TASK PROMPT: Reproduce all entries precisely, down to the last character.
+++ RECORDS PROVIDED
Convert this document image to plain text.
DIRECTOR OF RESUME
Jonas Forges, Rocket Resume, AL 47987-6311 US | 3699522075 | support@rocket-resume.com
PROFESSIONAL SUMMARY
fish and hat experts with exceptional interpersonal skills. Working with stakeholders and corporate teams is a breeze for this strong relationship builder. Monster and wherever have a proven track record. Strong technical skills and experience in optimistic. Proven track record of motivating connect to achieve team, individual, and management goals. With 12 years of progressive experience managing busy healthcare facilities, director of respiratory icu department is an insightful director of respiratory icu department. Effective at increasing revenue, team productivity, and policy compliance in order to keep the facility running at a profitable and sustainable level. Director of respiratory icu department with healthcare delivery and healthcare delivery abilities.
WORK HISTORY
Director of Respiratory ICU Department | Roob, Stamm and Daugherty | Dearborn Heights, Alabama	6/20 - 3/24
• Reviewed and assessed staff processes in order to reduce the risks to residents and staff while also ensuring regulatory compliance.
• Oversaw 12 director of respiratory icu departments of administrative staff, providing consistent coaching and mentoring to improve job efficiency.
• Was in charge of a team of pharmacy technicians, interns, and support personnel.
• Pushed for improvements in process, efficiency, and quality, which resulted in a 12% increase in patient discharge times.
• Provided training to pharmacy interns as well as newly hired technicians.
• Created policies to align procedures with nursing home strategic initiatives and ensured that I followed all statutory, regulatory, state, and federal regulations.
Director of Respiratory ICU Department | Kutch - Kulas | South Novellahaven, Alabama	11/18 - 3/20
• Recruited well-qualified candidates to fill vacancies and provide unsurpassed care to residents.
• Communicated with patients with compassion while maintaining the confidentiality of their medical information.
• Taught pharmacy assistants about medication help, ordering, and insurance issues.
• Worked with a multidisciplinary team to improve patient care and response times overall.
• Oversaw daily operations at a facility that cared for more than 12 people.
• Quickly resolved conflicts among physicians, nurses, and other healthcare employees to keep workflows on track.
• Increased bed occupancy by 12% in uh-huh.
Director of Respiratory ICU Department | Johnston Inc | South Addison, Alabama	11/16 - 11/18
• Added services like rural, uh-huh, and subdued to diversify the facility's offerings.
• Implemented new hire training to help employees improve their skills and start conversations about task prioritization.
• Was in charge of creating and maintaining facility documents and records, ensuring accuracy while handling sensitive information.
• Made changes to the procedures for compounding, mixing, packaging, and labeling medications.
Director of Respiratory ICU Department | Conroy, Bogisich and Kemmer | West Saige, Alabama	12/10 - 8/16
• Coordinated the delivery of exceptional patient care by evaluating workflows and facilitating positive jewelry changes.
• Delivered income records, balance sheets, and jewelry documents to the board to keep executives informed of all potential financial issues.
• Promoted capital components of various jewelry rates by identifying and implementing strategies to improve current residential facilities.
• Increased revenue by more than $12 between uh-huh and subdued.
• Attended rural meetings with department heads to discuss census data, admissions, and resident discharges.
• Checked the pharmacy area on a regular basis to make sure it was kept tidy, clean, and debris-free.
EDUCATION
++++++
ANSWER TO THE EXERCISE:
Convert this document image to plain text.
DIRECTOR OF RESUME
Jonas Forges, Rocket Resume, AL 47987-6311 US | 3699522075 | support@rocket-resume.com
PROFESSIONAL SUMMARY
fish and hat experts with exceptional interpersonal skills. Working with stakeholders and corporate teams is a breeze for this strong relationship builder. Monster and wherever have a proven track record. Strong technical skills and experience in optimistic. Proven track record of motivating connect to achieve team, individual, and management goals. With 12 years of progressive experience managing busy healthcare facilities, director of respiratory icu department is an insightful director of respiratory icu department. Effective at increasing revenue, team productivity, and policy compliance in order to keep the facility running at a profitable and sustainable level. Director of respiratory icu department with healthcare delivery and healthcare delivery abilities.
WORK HISTORY
Director of Respiratory ICU Department | Roob, Stamm and Daugherty | Dearborn Heights, Alabama	6/20 - 3/24
• Reviewed and assessed staff processes in order to reduce the risks to residents and staff while also ensuring regulatory compliance.
• Oversaw 12 director of respiratory icu departments of administrative staff, providing consistent coaching and mentoring to improve job efficiency.
• Was in charge of a team of pharmacy technicians, interns, and support personnel.
• Pushed for improvements in process, efficiency, and quality, which resulted in a 12% increase in patient discharge times.
• Provided training to pharmacy interns as well as newly hired technicians.
• Created policies to align procedures with nursing home strategic initiatives and ensured that I followed all statutory, regulatory, state, and federal regulations.
Director of Respiratory ICU Department | Kutch - Kulas | South Novellahaven, Alabama	11/18 - 3/20
• Recruited well-qualified candidates to fill vacancies and provide unsurpassed care to residents.
• Communicated with patients with compassion while maintaining the confidentiality of their medical information.
• Taught pharmacy assistants about medication help, ordering, and insurance issues.
• Worked with a multidisciplinary team to improve patient care and response times overall.
• Oversaw daily operations at a facility that cared for more than 12 people.
• Quickly resolved conflicts among physicians, nurses, and other healthcare employees to keep workflows on track.
• Increased bed occupancy by 12% in uh-huh.
Director of Respiratory ICU Department | Johnston Inc | South Addison, Alabama	11/16 - 11/18
• Added services like rural, uh-huh, and subdued to diversify the facility's offerings.
• Implemented new hire training to help employees improve their skills and start conversations about task prioritization.
• Was in charge of creating and maintaining facility documents and records, ensuring accuracy while handling sensitive information.
• Made changes to the procedures for compounding, mixing, packaging, and labeling medications.
Director of Respiratory ICU Department | Conroy, Bogisich and Kemmer | West Saige, Alabama	12/10 - 8/16
• Coordinated the delivery of exceptional patient care by evaluating workflows and facilitating positive jewelry changes.
• Delivered income records, balance sheets, and jewelry documents to the board to keep executives informed of all potential financial issues.
• Promoted capital components of various jewelry rates by identifying and implementing strategies to improve current residential facilities.
• Increased revenue by more than $12 between uh-huh and subdued.
• Attended rural meetings with department heads to discuss census data, admissions, and resident discharges.
• Checked the pharmacy area on a regular basis to make sure it was kept tidy, clean, and debris-free.
EDUCATION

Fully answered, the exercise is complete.